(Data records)
□ □ □ □

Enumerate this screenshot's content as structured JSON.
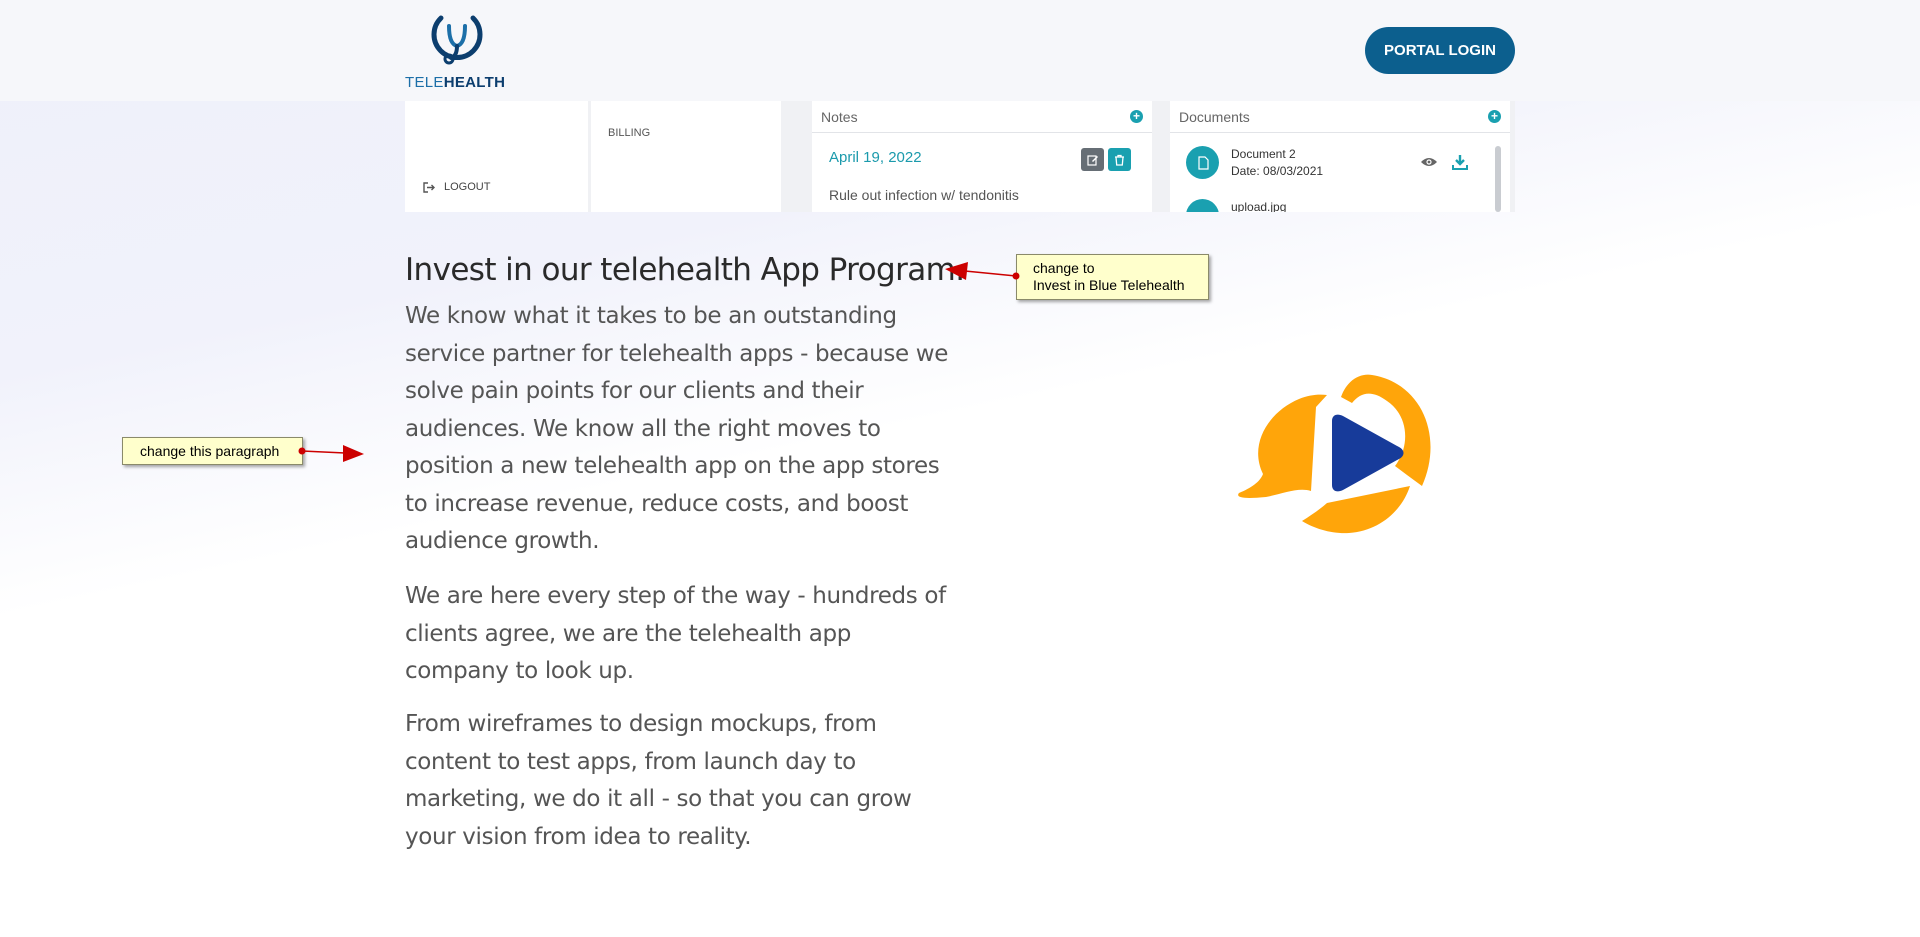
{
  "header": {
    "logo_text_tele": "TELE",
    "logo_text_health": "HEALTH",
    "portal_login_label": "PORTAL LOGIN"
  },
  "preview": {
    "logout_label": "LOGOUT",
    "billing_label": "BILLING",
    "notes": {
      "title": "Notes",
      "date": "April 19, 2022",
      "text": "Rule out infection w/ tendonitis"
    },
    "documents": {
      "title": "Documents",
      "items": [
        {
          "name": "Document 2",
          "date": "Date: 08/03/2021"
        },
        {
          "name": "upload.jpg"
        }
      ]
    }
  },
  "main": {
    "title": "Invest in our telehealth App Program.",
    "paragraphs": [
      "We know what it takes to be an outstanding service partner for telehealth apps - because we solve pain points for our clients and their audiences. We know all the right moves to position a new telehealth app on the app stores to increase revenue, reduce costs, and boost audience growth.",
      "We are here every step of the way - hundreds of clients agree, we are the telehealth app company to look up.",
      "From wireframes to design mockups, from content to test apps, from launch day to marketing, we do it all - so that you can grow your vision from idea to reality."
    ]
  },
  "annotations": {
    "title_note_line1": "change to",
    "title_note_line2": "Invest in Blue Telehealth",
    "paragraph_note": "change this paragraph"
  },
  "colors": {
    "brand_navy": "#0c3e6e",
    "button_blue": "#0c5f8e",
    "teal": "#1aa0b0",
    "logo_orange": "#ffa50a",
    "logo_blue": "#173b9a",
    "note_yellow": "#ffffcc",
    "arrow_red": "#cc0000"
  }
}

□ □ □ □

> **Task objective**
Determine how many lines in the listing above hold the word "change", answering with the number only.

> **Task output**
2